- What is needed -
Copy out the whole listing below line for line, with no changes, and leave out the picture.
━━━━━━━━━━━━━━━━━━━━━━━━━━━━━━
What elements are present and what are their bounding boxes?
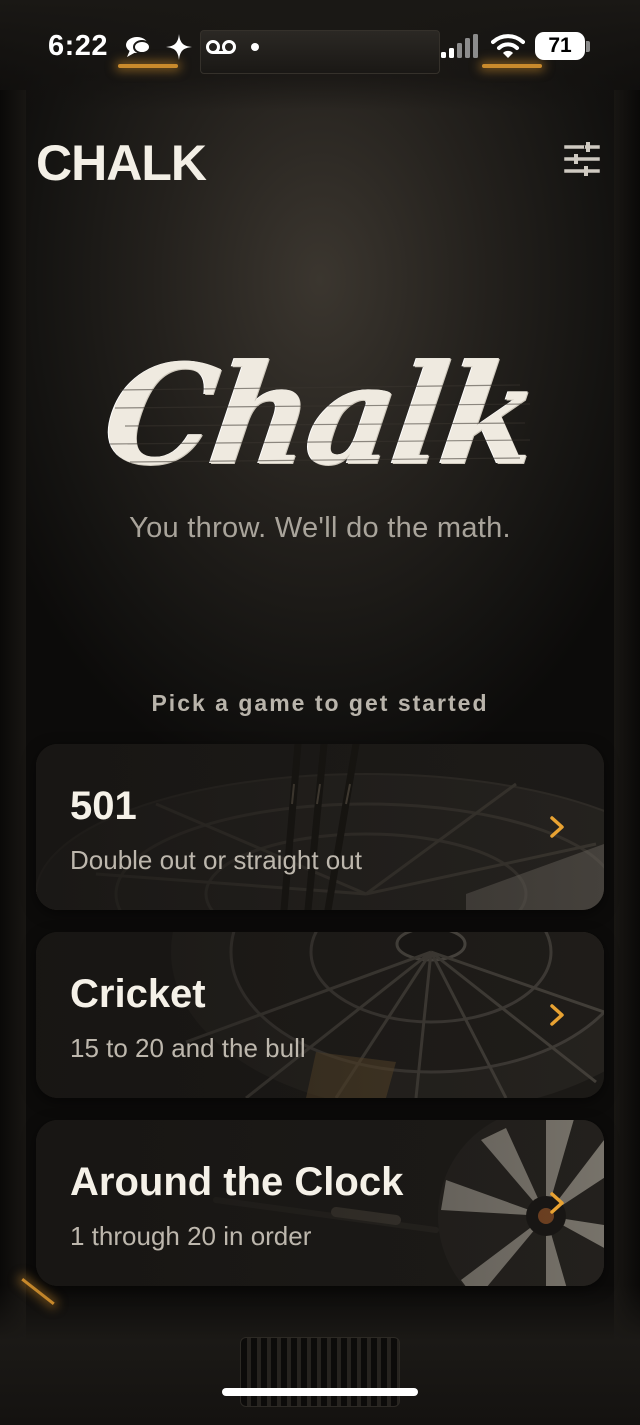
chevron-right-icon bbox=[544, 1000, 570, 1030]
battery-level: 71 bbox=[535, 32, 585, 60]
pick-game-prompt: Pick a game to get started bbox=[151, 690, 489, 716]
hero-logo: Chalk bbox=[95, 330, 546, 500]
status-bar: 6:22 71 bbox=[0, 0, 640, 100]
status-icons-right: 71 bbox=[441, 32, 590, 60]
game-subtitle: Double out or straight out bbox=[70, 845, 362, 875]
hero-logo-text: Chalk bbox=[94, 333, 546, 496]
frame-grille-decoration bbox=[240, 1337, 400, 1407]
battery-icon: 71 bbox=[535, 32, 590, 60]
tagline: You throw. We'll do the math. bbox=[129, 512, 511, 544]
chevron-right-icon bbox=[544, 1188, 570, 1218]
dot-icon bbox=[250, 42, 260, 52]
message-bubble-icon bbox=[124, 35, 152, 59]
settings-button[interactable] bbox=[556, 138, 608, 184]
battery-cap bbox=[586, 40, 590, 52]
sliders-icon bbox=[564, 141, 600, 181]
app-title: CHALK bbox=[36, 135, 207, 191]
voicemail-icon bbox=[206, 39, 236, 55]
sparkle-icon bbox=[166, 34, 192, 60]
status-time: 6:22 bbox=[48, 30, 109, 62]
app-screen: 6:22 71 CHALK Chalk You throw. We'll do … bbox=[0, 0, 640, 1425]
chevron-right-icon bbox=[544, 812, 570, 842]
home-indicator[interactable] bbox=[222, 1388, 418, 1396]
game-subtitle: 15 to 20 and the bull bbox=[70, 1033, 306, 1063]
game-card-501[interactable]: 501 Double out or straight out bbox=[36, 744, 604, 910]
game-title: Around the Clock bbox=[70, 1160, 404, 1204]
game-card-cricket[interactable]: Cricket 15 to 20 and the bull bbox=[36, 932, 604, 1098]
game-subtitle: 1 through 20 in order bbox=[70, 1221, 312, 1251]
status-icons-left bbox=[124, 34, 260, 60]
game-title: 501 bbox=[70, 784, 137, 828]
frame-bottom-decoration bbox=[0, 1278, 640, 1425]
game-title: Cricket bbox=[70, 972, 206, 1016]
cellular-signal-icon bbox=[441, 34, 481, 58]
wifi-icon bbox=[491, 33, 525, 59]
game-card-around-the-clock[interactable]: Around the Clock 1 through 20 in order bbox=[36, 1120, 604, 1286]
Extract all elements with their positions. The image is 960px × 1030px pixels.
━━━━━━━━━━━━━━━━━━━━━━━━━━━━━━
- Exercise response -
What elements are present and what are their bounding boxes?
chevron-right-icon bbox=[544, 1000, 570, 1030]
battery-level: 71 bbox=[535, 32, 585, 60]
pick-game-prompt: Pick a game to get started bbox=[151, 690, 489, 716]
hero-logo: Chalk bbox=[95, 330, 546, 500]
status-bar: 6:22 71 bbox=[0, 0, 640, 100]
status-icons-right: 71 bbox=[441, 32, 590, 60]
game-subtitle: Double out or straight out bbox=[70, 845, 362, 875]
hero-logo-text: Chalk bbox=[94, 333, 546, 496]
frame-grille-decoration bbox=[240, 1337, 400, 1407]
battery-icon: 71 bbox=[535, 32, 590, 60]
tagline: You throw. We'll do the math. bbox=[129, 512, 511, 544]
chevron-right-icon bbox=[544, 1188, 570, 1218]
dot-icon bbox=[250, 42, 260, 52]
message-bubble-icon bbox=[124, 35, 152, 59]
settings-button[interactable] bbox=[556, 138, 608, 184]
battery-cap bbox=[586, 40, 590, 52]
sliders-icon bbox=[564, 141, 600, 181]
app-title: CHALK bbox=[36, 135, 207, 191]
voicemail-icon bbox=[206, 39, 236, 55]
sparkle-icon bbox=[166, 34, 192, 60]
status-time: 6:22 bbox=[48, 30, 109, 62]
app-screen: 6:22 71 CHALK Chalk You throw. We'll do … bbox=[0, 0, 640, 1425]
chevron-right-icon bbox=[544, 812, 570, 842]
home-indicator[interactable] bbox=[222, 1388, 418, 1396]
game-subtitle: 15 to 20 and the bull bbox=[70, 1033, 306, 1063]
game-card-501[interactable]: 501 Double out or straight out bbox=[36, 744, 604, 910]
game-title: Around the Clock bbox=[70, 1160, 404, 1204]
game-card-cricket[interactable]: Cricket 15 to 20 and the bull bbox=[36, 932, 604, 1098]
game-subtitle: 1 through 20 in order bbox=[70, 1221, 312, 1251]
status-icons-left bbox=[124, 34, 260, 60]
game-title: 501 bbox=[70, 784, 137, 828]
frame-bottom-decoration bbox=[0, 1278, 640, 1425]
game-title: Cricket bbox=[70, 972, 206, 1016]
cellular-signal-icon bbox=[441, 34, 481, 58]
wifi-icon bbox=[491, 33, 525, 59]
game-card-around-the-clock[interactable]: Around the Clock 1 through 20 in order bbox=[36, 1120, 604, 1286]
Extract all elements with their positions. The image is 960px × 1030px pixels.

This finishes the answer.